**PASSAGE PROVIDED**
In March, Putin boasted that Russia has a new array of nuclear-capable weapons including an intercontinental ballistic missile that renders defense systems "useless." In that speech to lawmakers and elites, he also accused the West of "ignoring us. Nobody listened to us. Well listen to us now."

Asked whether another meeting with Trump was in the works, Putin suggested the Democrats taking the House majority next month might make "direct dialogue with Russia" more difficult.

"Almost with certainty, one can predict there will be new attacks on the current president," he said.

Putin added that it was "disrespectful" to American voters to try to delegitimize Trump's 2016 election win.

Some 1,700 journalists were accredited for the news conference that lasted more than four hours.

The Russian president appeared to back Trump's decision to pull American troops out of Syria — albeit with a sizable caveat.

"As far as the victory over ISIS, in general I agree with the U.S. president," Putin said. "We have achieved considerable changes in the fight on terrorism in this territory and have executed serious blows to ISIS in Syria."

However, he also questioned the need for the U.S. military to be in the region.

"Is the presence of American troops necessary? I don't think so," the Russian president added. "Let's not forget that their presence there is not legitimate. It wasn't authorized by the U.N."

He maintained Russian troops were different because they were "invited by the Syrian government."

As part of a whistle-stop tour of the world's problems, Putin was asked about France's "yellow vest" protesters and suggested President Emmanuel Macron's government was to blame for the crisis because they planned to hike gas prices. He said that Britain should "execute the will of the people" on Brexit rather than trying to wriggle out of leaving the European Union.

The Russian president was also asked about the crisis in the Black Sea last month that saw Russian ships ram, shoot and seize three Ukrainian vessels attempting to pass through the contested Kerch Strait.

**ACTIVITIES**
1. Quote the passage on Putin's news conference word for word: begin at the words that contain "Some 1,700 journalists" and stop after "a sizable caveat.".
2. Which people are named in the passage on Putin's news conference?

**DATA RECORDS**

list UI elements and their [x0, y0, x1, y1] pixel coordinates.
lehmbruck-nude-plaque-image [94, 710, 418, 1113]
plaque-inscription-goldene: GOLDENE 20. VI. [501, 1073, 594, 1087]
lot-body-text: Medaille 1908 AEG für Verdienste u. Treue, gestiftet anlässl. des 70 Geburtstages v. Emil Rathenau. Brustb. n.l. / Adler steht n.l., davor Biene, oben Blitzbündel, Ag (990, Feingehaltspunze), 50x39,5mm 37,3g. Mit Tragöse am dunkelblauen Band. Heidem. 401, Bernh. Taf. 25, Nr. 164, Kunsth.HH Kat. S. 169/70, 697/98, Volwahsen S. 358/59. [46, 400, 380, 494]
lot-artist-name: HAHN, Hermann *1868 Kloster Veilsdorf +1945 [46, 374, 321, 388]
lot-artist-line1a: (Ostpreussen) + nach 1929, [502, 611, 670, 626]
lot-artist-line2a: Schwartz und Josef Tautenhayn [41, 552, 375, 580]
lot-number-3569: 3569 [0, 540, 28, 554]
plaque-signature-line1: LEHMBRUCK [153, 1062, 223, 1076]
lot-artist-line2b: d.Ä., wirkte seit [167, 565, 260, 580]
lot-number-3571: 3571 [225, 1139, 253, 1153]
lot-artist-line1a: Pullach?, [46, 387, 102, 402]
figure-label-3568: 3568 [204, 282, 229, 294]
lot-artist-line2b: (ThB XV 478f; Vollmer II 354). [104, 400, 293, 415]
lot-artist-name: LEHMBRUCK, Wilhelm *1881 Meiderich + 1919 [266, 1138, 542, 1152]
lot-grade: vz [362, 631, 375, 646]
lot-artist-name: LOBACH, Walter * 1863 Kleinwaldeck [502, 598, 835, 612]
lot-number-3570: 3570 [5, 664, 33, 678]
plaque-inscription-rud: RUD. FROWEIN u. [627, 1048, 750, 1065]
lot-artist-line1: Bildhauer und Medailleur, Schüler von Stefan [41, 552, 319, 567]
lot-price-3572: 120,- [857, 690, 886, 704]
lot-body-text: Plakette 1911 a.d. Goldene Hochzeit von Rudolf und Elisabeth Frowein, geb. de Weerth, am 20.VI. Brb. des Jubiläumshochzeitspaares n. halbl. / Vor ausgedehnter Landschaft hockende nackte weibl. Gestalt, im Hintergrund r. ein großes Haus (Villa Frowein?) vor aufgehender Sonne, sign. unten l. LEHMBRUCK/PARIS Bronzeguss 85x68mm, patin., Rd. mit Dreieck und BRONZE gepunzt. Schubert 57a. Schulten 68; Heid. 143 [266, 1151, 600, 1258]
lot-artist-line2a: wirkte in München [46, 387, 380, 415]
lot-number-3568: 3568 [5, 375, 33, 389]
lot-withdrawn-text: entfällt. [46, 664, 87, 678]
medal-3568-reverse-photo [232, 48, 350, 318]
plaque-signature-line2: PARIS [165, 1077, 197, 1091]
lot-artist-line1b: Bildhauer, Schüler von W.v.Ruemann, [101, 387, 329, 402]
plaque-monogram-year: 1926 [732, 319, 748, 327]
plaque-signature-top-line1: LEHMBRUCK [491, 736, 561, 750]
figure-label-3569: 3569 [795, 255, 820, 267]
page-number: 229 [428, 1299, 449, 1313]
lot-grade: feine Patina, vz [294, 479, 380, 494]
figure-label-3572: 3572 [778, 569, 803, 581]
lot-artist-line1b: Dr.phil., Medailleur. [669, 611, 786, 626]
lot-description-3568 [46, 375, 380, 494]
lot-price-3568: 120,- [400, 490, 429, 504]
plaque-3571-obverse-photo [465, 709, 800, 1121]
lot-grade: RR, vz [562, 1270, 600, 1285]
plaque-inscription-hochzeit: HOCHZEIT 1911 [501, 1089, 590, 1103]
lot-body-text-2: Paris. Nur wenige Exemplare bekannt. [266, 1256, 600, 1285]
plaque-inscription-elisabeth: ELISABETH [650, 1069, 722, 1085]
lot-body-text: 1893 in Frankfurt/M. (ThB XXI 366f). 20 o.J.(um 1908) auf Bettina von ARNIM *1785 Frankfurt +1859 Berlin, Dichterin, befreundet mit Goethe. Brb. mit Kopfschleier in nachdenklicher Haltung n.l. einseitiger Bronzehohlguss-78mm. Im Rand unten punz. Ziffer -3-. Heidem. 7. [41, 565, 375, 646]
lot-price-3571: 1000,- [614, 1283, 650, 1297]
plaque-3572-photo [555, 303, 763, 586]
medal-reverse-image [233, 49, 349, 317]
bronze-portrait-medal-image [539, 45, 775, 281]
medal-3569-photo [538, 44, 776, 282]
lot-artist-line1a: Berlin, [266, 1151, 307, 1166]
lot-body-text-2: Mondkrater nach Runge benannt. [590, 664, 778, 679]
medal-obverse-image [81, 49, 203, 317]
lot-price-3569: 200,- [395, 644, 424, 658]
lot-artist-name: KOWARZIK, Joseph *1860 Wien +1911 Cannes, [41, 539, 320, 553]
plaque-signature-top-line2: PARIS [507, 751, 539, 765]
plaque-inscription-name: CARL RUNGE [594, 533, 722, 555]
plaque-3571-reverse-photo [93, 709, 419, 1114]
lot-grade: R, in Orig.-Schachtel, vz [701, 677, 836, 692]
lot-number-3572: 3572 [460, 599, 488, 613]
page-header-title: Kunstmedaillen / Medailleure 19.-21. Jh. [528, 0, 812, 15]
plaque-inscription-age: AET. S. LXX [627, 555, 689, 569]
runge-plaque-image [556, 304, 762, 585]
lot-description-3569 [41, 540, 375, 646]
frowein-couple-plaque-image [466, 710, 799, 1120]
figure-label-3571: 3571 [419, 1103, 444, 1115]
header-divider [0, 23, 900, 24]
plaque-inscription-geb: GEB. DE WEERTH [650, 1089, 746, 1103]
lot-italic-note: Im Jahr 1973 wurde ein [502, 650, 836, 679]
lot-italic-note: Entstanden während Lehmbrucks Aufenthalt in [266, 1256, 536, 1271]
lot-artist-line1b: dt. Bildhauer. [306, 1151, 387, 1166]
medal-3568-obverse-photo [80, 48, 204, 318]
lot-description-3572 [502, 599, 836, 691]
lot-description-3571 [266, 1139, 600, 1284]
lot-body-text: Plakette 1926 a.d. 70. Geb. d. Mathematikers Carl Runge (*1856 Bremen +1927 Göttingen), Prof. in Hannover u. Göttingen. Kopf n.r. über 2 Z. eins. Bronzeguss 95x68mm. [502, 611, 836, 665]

**TASK ANSWERS**
1.
Some 1,700 journalists were accredited for the news conference that lasted more than four hours.

The Russian president appeared to back Trump's decision to pull American troops out of Syria — albeit with a sizable caveat.

2. Putin, Trump, Emmanuel Macron